- INSTRUCTION -
Please write out the material that follows, exactly as it stands.
>>
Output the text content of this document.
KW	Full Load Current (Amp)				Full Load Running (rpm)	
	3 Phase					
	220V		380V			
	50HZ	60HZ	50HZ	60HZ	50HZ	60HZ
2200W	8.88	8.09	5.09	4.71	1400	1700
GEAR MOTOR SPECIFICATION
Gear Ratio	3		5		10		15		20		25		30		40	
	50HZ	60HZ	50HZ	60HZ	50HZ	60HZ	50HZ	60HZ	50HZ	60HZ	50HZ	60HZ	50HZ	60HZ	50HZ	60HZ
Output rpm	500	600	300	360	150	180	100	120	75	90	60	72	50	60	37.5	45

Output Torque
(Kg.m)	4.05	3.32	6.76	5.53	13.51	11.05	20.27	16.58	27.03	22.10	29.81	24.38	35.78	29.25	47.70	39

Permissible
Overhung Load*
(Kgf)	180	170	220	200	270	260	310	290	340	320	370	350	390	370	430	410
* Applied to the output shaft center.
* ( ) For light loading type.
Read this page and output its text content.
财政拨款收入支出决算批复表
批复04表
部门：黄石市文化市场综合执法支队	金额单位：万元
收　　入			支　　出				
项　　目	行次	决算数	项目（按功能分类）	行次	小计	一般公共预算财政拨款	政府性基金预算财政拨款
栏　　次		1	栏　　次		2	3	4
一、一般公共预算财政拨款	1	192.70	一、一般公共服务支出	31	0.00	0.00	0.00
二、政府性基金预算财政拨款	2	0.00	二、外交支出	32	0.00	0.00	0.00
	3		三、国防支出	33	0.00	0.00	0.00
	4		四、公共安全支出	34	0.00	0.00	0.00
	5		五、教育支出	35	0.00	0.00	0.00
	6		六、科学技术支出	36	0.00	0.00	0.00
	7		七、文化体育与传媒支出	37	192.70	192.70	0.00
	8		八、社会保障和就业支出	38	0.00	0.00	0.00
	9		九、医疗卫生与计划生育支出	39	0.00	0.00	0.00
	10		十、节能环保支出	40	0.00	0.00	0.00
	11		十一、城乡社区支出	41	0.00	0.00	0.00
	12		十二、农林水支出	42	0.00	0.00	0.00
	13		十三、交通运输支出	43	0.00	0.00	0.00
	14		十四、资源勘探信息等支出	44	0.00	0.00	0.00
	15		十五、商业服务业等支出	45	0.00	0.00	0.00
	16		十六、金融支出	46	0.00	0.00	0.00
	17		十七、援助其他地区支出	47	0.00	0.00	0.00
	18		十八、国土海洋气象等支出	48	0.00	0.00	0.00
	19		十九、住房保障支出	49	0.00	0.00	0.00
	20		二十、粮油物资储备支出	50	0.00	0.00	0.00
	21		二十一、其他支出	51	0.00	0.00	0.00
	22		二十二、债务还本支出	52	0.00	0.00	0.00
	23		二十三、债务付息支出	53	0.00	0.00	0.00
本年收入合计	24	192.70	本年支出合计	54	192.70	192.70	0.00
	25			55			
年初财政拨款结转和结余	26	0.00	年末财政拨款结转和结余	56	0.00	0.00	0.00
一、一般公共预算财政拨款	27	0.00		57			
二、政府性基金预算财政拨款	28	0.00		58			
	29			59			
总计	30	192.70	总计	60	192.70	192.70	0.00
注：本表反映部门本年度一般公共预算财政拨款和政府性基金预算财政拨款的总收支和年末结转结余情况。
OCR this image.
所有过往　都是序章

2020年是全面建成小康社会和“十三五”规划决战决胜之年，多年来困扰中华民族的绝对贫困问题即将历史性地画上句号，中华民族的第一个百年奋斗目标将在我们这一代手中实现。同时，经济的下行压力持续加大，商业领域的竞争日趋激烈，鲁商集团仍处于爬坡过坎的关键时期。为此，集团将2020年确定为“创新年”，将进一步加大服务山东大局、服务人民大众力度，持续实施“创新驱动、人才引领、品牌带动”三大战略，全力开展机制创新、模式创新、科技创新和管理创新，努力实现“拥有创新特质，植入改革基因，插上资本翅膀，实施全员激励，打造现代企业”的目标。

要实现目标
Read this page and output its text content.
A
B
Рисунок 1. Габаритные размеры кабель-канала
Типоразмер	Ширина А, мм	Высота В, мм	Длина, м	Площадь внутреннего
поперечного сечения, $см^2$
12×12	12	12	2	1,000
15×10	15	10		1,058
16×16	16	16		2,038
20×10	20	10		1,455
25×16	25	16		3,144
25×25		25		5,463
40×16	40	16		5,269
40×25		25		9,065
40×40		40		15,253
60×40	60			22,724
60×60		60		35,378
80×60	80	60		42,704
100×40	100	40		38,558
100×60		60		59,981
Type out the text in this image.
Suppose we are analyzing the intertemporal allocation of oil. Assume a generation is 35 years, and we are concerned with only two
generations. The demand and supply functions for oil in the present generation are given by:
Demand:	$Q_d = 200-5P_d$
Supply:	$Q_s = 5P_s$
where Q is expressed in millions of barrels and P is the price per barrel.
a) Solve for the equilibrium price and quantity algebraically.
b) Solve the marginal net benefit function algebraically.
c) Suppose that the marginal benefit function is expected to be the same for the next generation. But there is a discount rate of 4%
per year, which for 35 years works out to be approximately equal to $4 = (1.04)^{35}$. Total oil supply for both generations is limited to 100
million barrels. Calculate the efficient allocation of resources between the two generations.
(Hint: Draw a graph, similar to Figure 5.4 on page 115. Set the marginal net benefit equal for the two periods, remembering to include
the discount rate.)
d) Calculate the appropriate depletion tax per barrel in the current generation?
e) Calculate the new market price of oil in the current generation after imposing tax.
<<
- COMPLETE ANSWER -
Output the text content of this document.
KW	Full Load Current (Amp)				Full Load Running (rpm)	
	3 Phase					
	220V		380V			
	50HZ	60HZ	50HZ	60HZ	50HZ	60HZ
2200W	8.88	8.09	5.09	4.71	1400	1700
GEAR MOTOR SPECIFICATION
Gear Ratio	3		5		10		15		20		25		30		40	
	50HZ	60HZ	50HZ	60HZ	50HZ	60HZ	50HZ	60HZ	50HZ	60HZ	50HZ	60HZ	50HZ	60HZ	50HZ	60HZ
Output rpm	500	600	300	360	150	180	100	120	75	90	60	72	50	60	37.5	45

Output Torque
(Kg.m)	4.05	3.32	6.76	5.53	13.51	11.05	20.27	16.58	27.03	22.10	29.81	24.38	35.78	29.25	47.70	39

Permissible
Overhung Load*
(Kgf)	180	170	220	200	270	260	310	290	340	320	370	350	390	370	430	410
* Applied to the output shaft center.
* ( ) For light loading type.
Read this page and output its text content.
财政拨款收入支出决算批复表
批复04表
部门：黄石市文化市场综合执法支队	金额单位：万元
收　　入			支　　出				
项　　目	行次	决算数	项目（按功能分类）	行次	小计	一般公共预算财政拨款	政府性基金预算财政拨款
栏　　次		1	栏　　次		2	3	4
一、一般公共预算财政拨款	1	192.70	一、一般公共服务支出	31	0.00	0.00	0.00
二、政府性基金预算财政拨款	2	0.00	二、外交支出	32	0.00	0.00	0.00
	3		三、国防支出	33	0.00	0.00	0.00
	4		四、公共安全支出	34	0.00	0.00	0.00
	5		五、教育支出	35	0.00	0.00	0.00
	6		六、科学技术支出	36	0.00	0.00	0.00
	7		七、文化体育与传媒支出	37	192.70	192.70	0.00
	8		八、社会保障和就业支出	38	0.00	0.00	0.00
	9		九、医疗卫生与计划生育支出	39	0.00	0.00	0.00
	10		十、节能环保支出	40	0.00	0.00	0.00
	11		十一、城乡社区支出	41	0.00	0.00	0.00
	12		十二、农林水支出	42	0.00	0.00	0.00
	13		十三、交通运输支出	43	0.00	0.00	0.00
	14		十四、资源勘探信息等支出	44	0.00	0.00	0.00
	15		十五、商业服务业等支出	45	0.00	0.00	0.00
	16		十六、金融支出	46	0.00	0.00	0.00
	17		十七、援助其他地区支出	47	0.00	0.00	0.00
	18		十八、国土海洋气象等支出	48	0.00	0.00	0.00
	19		十九、住房保障支出	49	0.00	0.00	0.00
	20		二十、粮油物资储备支出	50	0.00	0.00	0.00
	21		二十一、其他支出	51	0.00	0.00	0.00
	22		二十二、债务还本支出	52	0.00	0.00	0.00
	23		二十三、债务付息支出	53	0.00	0.00	0.00
本年收入合计	24	192.70	本年支出合计	54	192.70	192.70	0.00
	25			55			
年初财政拨款结转和结余	26	0.00	年末财政拨款结转和结余	56	0.00	0.00	0.00
一、一般公共预算财政拨款	27	0.00		57			
二、政府性基金预算财政拨款	28	0.00		58			
	29			59			
总计	30	192.70	总计	60	192.70	192.70	0.00
注：本表反映部门本年度一般公共预算财政拨款和政府性基金预算财政拨款的总收支和年末结转结余情况。
OCR this image.
所有过往　都是序章

2020年是全面建成小康社会和“十三五”规划决战决胜之年，多年来困扰中华民族的绝对贫困问题即将历史性地画上句号，中华民族的第一个百年奋斗目标将在我们这一代手中实现。同时，经济的下行压力持续加大，商业领域的竞争日趋激烈，鲁商集团仍处于爬坡过坎的关键时期。为此，集团将2020年确定为“创新年”，将进一步加大服务山东大局、服务人民大众力度，持续实施“创新驱动、人才引领、品牌带动”三大战略，全力开展机制创新、模式创新、科技创新和管理创新，努力实现“拥有创新特质，植入改革基因，插上资本翅膀，实施全员激励，打造现代企业”的目标。

要实现目标
Read this page and output its text content.
A
B
Рисунок 1. Габаритные размеры кабель-канала
Типоразмер	Ширина А, мм	Высота В, мм	Длина, м	Площадь внутреннего
поперечного сечения, $см^2$
12×12	12	12	2	1,000
15×10	15	10		1,058
16×16	16	16		2,038
20×10	20	10		1,455
25×16	25	16		3,144
25×25		25		5,463
40×16	40	16		5,269
40×25		25		9,065
40×40		40		15,253
60×40	60			22,724
60×60		60		35,378
80×60	80	60		42,704
100×40	100	40		38,558
100×60		60		59,981
Type out the text in this image.
Suppose we are analyzing the intertemporal allocation of oil. Assume a generation is 35 years, and we are concerned with only two
generations. The demand and supply functions for oil in the present generation are given by:
Demand:	$Q_d = 200-5P_d$
Supply:	$Q_s = 5P_s$
where Q is expressed in millions of barrels and P is the price per barrel.
a) Solve for the equilibrium price and quantity algebraically.
b) Solve the marginal net benefit function algebraically.
c) Suppose that the marginal benefit function is expected to be the same for the next generation. But there is a discount rate of 4%
per year, which for 35 years works out to be approximately equal to $4 = (1.04)^{35}$. Total oil supply for both generations is limited to 100
million barrels. Calculate the efficient allocation of resources between the two generations.
(Hint: Draw a graph, similar to Figure 5.4 on page 115. Set the marginal net benefit equal for the two periods, remembering to include
the discount rate.)
d) Calculate the appropriate depletion tax per barrel in the current generation?
e) Calculate the new market price of oil in the current generation after imposing tax.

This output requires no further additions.